Dr. Gawande, using a common sense narrative laced with some rich anecdotes, correctly argues on behalf of the vulnerable. While they may be few in number, the non-compliant, disabled and socially isolated persons with multiple illnesses are the most likely to be victimized by a dysfunctional and inflexible care system. Instead of oil and war, it's millions of dollars in claims expenses and a fraying primary care safety net. Dr. Gawande describes how the vulnerable can be protected with a high concentration of community-minded docs, nurses and social workers who can simultaneously reach out to these patients and save taxpayers millions of dollars.
And yet, maybe the DMCB's wartime analogy is appropriate. Drawing battle lines at the end of his article, Dr. Gawande points out that "the new health-reform law's" targeted approach, could be "scuttled" by a sinister and unnamed "well organized opposition."

» Problems and tasks
(a) In the commentary on Dr. Gawande's article, explain why the wartime analogy might be appropriate after all.
(b) According to the commentary on Dr. Gawande's article, who can protect the vulnerable patients?
(c) Resume the commentary on Dr. Gawande's article from its last sentence.

» Information
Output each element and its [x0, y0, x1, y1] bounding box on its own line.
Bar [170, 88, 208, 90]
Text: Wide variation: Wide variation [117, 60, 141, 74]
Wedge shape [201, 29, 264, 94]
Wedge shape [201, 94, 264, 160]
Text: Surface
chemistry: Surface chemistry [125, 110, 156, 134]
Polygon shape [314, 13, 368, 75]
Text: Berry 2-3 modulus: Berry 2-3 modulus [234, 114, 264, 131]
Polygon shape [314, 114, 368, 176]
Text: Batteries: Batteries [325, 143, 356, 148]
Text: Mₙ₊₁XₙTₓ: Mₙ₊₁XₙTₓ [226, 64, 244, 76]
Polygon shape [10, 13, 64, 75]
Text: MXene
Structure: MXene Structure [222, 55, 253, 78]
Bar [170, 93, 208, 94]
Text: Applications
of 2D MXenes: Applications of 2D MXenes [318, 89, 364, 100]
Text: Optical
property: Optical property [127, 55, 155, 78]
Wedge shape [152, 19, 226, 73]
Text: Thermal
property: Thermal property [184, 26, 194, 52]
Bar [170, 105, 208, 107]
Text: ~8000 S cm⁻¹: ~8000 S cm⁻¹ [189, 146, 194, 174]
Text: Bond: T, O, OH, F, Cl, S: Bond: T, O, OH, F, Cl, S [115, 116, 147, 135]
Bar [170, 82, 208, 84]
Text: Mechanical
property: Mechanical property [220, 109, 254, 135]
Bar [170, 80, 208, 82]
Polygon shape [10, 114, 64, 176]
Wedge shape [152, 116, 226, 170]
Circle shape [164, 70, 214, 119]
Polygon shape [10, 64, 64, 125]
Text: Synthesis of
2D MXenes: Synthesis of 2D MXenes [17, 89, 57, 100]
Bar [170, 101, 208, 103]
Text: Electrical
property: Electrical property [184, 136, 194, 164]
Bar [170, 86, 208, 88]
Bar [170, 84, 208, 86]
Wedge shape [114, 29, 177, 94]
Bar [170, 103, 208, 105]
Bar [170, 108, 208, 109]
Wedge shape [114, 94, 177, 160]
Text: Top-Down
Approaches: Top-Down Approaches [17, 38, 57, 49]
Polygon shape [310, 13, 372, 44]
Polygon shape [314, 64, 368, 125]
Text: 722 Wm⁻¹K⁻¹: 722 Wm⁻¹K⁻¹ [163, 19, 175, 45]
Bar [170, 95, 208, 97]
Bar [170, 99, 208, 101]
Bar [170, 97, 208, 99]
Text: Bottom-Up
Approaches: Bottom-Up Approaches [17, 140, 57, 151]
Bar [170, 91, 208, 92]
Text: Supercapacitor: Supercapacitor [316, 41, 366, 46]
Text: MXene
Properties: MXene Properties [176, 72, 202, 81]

» Answers by item number
(a) At the end of his article, Dr. Gawande draws battle lines. He warns that the targeted approach of "the new health-reform law's" could be "scuttled" by an unnamed "well organized opposition."

(b) A high concentration of community-minded doctors, nurses and social workers.

(c)
Really? "Where?" asks the DMCB. The "protect the vulnerable" approach has been the standard of care for commercial insurers for years. Population health management (PHM) vendors have been using health insurance claims in very sophisticated statistical algorithms (for example) to spot who is most likely to end up in an emergency room or be hospitalized. Once identified, just as The New Yorker article describes, professional care managers can coordinate with the docs and telephone or visit these patients in an attempt to reduce their risk. Since a single avoided hospitalization can save thousands of dollars, it's not long until the nurses can more than make up for their salaries - and then some - using the same common sense approaches described in Gawande's article.
Until the Affordable Care Act (ACA) was passed, there was no coverage by standard Medicare or Medicaid for care described in Gawande's article. Even with passage of the ACA, it will still not be explicitly covered, pending years of further study of various pilots by CMS. What's more, until the regulations were clarified, there was a good chance that the onerous Medical Loss Ratio (MLR) requirements of the Act would scuttle the commercial insurers' "protect the vulnerable" programs.